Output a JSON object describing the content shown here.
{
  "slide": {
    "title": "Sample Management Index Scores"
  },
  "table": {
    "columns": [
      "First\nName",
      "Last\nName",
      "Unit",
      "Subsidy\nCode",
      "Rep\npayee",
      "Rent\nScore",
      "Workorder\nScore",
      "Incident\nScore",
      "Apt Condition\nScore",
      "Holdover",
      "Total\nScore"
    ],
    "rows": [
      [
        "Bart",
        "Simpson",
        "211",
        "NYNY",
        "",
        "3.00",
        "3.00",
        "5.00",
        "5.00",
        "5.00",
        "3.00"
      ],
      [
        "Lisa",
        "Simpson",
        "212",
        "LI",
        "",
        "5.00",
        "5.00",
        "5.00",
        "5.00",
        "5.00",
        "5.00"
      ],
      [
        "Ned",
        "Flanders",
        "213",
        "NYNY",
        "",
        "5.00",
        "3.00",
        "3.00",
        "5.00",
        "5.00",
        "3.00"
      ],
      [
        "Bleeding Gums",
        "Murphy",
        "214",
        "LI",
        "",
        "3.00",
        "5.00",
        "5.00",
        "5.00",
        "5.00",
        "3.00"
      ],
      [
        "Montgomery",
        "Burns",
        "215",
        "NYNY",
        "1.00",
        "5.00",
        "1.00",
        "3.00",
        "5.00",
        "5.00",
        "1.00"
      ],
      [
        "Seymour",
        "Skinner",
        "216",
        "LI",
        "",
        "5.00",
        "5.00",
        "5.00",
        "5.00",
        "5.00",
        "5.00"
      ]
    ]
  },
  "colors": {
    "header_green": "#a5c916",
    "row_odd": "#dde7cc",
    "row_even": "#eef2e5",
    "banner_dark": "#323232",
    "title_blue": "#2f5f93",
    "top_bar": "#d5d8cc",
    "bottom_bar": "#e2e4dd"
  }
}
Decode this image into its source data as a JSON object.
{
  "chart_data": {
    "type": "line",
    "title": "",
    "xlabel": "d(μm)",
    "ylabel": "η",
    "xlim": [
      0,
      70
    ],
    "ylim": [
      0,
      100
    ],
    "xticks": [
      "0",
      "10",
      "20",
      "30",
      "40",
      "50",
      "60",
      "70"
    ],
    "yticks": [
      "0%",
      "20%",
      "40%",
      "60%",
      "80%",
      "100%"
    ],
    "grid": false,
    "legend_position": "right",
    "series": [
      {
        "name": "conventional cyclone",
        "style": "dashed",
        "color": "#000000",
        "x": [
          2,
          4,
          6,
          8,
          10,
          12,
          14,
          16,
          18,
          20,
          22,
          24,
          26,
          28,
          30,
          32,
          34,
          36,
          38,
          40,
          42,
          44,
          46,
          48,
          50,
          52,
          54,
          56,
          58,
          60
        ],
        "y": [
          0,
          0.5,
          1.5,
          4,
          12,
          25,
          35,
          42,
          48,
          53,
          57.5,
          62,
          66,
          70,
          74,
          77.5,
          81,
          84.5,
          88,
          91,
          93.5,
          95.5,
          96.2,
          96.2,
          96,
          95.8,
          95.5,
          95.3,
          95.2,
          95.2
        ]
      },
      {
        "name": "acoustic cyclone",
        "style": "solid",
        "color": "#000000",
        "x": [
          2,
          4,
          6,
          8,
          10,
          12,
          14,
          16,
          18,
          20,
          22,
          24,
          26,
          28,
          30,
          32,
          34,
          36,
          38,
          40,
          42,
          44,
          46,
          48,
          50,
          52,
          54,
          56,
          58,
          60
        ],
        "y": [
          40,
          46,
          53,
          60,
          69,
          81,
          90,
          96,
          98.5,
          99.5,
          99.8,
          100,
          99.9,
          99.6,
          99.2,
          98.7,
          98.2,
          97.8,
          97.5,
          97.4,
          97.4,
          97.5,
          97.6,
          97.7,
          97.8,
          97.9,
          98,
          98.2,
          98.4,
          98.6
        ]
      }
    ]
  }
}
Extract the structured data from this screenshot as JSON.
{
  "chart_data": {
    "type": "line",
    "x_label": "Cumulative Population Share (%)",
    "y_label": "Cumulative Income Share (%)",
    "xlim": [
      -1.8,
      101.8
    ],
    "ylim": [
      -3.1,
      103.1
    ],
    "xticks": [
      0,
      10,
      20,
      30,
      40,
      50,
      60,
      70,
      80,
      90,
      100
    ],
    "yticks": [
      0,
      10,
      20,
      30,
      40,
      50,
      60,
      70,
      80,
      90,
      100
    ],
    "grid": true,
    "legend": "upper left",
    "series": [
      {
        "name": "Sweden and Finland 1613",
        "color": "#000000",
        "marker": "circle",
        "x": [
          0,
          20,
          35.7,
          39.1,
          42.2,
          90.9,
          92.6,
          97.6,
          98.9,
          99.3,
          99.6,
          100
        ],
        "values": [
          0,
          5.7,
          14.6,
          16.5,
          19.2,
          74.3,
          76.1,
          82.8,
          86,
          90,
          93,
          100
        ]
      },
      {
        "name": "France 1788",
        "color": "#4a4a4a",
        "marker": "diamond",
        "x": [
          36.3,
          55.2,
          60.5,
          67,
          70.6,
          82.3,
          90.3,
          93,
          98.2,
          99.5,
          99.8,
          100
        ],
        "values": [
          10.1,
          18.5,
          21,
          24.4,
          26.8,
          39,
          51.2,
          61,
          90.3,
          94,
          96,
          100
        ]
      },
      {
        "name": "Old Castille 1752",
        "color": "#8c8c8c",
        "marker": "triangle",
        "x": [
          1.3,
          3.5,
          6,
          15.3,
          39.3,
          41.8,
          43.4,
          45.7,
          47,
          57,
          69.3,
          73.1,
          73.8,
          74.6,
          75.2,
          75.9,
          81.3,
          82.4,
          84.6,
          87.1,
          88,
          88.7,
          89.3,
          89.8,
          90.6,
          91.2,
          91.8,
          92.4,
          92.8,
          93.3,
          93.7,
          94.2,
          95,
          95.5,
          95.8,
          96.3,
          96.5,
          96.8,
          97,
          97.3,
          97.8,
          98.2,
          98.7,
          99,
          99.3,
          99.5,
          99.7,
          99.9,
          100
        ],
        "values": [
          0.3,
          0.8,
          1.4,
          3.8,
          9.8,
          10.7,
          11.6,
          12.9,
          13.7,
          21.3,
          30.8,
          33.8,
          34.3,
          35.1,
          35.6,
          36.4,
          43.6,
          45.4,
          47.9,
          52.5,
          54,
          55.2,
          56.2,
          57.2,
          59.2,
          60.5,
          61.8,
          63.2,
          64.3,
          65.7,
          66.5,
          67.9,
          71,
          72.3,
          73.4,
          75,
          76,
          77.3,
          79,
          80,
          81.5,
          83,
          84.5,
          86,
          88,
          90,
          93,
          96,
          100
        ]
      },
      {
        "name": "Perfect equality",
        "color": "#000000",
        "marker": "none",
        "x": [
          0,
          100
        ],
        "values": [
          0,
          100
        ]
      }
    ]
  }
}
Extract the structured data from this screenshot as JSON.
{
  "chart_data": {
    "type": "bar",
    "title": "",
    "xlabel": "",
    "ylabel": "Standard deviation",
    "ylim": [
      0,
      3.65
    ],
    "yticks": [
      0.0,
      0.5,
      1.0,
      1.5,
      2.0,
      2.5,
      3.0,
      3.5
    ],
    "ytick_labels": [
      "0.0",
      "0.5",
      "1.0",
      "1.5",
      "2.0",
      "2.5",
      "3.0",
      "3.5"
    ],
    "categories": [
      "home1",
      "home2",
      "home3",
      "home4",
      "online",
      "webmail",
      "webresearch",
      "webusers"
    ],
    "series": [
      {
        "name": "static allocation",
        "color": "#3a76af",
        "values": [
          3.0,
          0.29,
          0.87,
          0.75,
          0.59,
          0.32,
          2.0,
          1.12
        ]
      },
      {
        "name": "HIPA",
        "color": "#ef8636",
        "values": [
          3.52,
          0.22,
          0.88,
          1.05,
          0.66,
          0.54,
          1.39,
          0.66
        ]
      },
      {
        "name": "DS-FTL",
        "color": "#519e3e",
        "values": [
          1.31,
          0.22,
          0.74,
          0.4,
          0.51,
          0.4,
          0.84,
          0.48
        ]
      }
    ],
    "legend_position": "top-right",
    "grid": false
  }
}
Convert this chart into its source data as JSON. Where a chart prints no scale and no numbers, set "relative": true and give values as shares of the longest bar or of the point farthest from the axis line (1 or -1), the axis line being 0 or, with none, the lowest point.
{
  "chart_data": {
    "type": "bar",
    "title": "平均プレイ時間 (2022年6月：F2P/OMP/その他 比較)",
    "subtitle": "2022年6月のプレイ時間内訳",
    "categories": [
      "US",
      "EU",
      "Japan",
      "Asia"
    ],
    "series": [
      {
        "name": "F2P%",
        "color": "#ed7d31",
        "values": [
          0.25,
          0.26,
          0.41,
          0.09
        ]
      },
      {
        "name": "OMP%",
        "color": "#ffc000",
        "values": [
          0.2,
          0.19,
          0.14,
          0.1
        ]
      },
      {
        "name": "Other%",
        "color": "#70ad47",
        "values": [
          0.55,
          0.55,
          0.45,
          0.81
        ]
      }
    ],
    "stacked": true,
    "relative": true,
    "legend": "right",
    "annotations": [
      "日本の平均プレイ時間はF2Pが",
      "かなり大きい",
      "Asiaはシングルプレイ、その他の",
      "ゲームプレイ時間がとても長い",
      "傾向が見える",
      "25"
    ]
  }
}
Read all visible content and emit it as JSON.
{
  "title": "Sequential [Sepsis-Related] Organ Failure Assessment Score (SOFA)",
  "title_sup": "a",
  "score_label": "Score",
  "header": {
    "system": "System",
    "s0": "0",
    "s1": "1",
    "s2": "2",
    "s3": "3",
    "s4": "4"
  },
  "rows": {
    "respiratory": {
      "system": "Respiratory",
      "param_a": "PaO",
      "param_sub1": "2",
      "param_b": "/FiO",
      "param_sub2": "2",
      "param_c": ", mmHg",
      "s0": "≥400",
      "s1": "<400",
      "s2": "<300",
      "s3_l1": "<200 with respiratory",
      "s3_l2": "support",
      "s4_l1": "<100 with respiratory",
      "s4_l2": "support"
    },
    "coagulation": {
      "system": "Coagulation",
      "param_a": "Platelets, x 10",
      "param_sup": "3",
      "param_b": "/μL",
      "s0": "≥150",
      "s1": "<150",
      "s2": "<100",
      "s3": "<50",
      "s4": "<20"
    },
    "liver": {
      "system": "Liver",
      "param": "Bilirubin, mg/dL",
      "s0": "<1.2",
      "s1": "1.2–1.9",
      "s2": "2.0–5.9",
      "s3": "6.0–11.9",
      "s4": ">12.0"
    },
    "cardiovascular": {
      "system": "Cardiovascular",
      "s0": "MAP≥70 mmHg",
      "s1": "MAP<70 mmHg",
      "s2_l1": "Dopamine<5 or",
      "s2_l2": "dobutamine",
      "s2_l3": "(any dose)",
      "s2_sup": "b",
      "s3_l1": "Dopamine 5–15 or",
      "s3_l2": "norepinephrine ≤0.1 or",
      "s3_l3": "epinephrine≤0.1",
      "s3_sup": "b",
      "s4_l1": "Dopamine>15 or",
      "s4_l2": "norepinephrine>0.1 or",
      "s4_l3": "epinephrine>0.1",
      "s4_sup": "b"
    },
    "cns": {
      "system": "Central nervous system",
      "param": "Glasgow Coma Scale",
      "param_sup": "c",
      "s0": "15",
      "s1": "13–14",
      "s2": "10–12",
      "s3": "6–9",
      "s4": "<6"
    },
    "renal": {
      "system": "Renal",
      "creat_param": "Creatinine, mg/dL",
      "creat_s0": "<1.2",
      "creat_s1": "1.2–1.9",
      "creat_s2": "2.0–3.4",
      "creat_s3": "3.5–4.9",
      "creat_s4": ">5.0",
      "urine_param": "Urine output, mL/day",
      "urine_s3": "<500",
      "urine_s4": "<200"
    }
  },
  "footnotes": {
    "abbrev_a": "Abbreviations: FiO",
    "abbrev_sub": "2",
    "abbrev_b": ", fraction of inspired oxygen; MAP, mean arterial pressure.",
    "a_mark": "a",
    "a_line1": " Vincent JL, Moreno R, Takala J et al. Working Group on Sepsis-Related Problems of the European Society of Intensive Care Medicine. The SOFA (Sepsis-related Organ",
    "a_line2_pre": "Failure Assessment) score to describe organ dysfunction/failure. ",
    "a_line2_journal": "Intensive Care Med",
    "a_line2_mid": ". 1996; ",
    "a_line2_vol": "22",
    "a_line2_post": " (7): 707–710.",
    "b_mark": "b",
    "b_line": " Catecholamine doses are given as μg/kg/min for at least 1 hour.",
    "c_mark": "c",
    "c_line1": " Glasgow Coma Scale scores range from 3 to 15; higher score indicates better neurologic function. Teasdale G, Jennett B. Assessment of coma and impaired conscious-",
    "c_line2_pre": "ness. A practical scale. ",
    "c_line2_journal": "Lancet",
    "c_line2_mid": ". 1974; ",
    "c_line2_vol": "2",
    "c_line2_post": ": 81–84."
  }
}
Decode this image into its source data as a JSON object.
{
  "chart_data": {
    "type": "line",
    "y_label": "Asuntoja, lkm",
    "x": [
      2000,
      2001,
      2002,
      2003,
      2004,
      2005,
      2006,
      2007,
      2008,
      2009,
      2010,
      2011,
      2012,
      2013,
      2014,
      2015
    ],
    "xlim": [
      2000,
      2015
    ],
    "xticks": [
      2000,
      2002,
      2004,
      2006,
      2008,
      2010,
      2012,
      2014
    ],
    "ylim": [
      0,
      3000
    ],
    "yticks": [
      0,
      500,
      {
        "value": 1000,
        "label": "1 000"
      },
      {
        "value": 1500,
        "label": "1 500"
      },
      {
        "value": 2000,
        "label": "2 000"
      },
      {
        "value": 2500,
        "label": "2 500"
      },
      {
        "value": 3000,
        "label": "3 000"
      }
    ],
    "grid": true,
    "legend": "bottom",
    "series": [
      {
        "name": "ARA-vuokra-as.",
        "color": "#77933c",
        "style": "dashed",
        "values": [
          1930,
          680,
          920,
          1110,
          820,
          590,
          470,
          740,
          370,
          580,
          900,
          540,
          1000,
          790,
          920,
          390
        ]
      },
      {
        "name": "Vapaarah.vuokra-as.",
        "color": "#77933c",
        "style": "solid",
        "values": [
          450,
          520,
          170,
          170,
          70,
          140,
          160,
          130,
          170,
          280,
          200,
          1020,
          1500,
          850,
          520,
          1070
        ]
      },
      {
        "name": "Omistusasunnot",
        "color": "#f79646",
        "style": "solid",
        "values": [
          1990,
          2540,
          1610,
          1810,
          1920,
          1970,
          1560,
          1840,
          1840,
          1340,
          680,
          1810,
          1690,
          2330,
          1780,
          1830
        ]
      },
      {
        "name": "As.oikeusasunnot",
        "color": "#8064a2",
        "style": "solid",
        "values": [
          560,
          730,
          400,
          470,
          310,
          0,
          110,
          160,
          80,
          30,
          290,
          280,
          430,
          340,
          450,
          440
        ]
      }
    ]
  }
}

——————————

(The request) Of the lines in this data, how many contain "Care"? Reply with only the number.

(Reply to the exercise) 2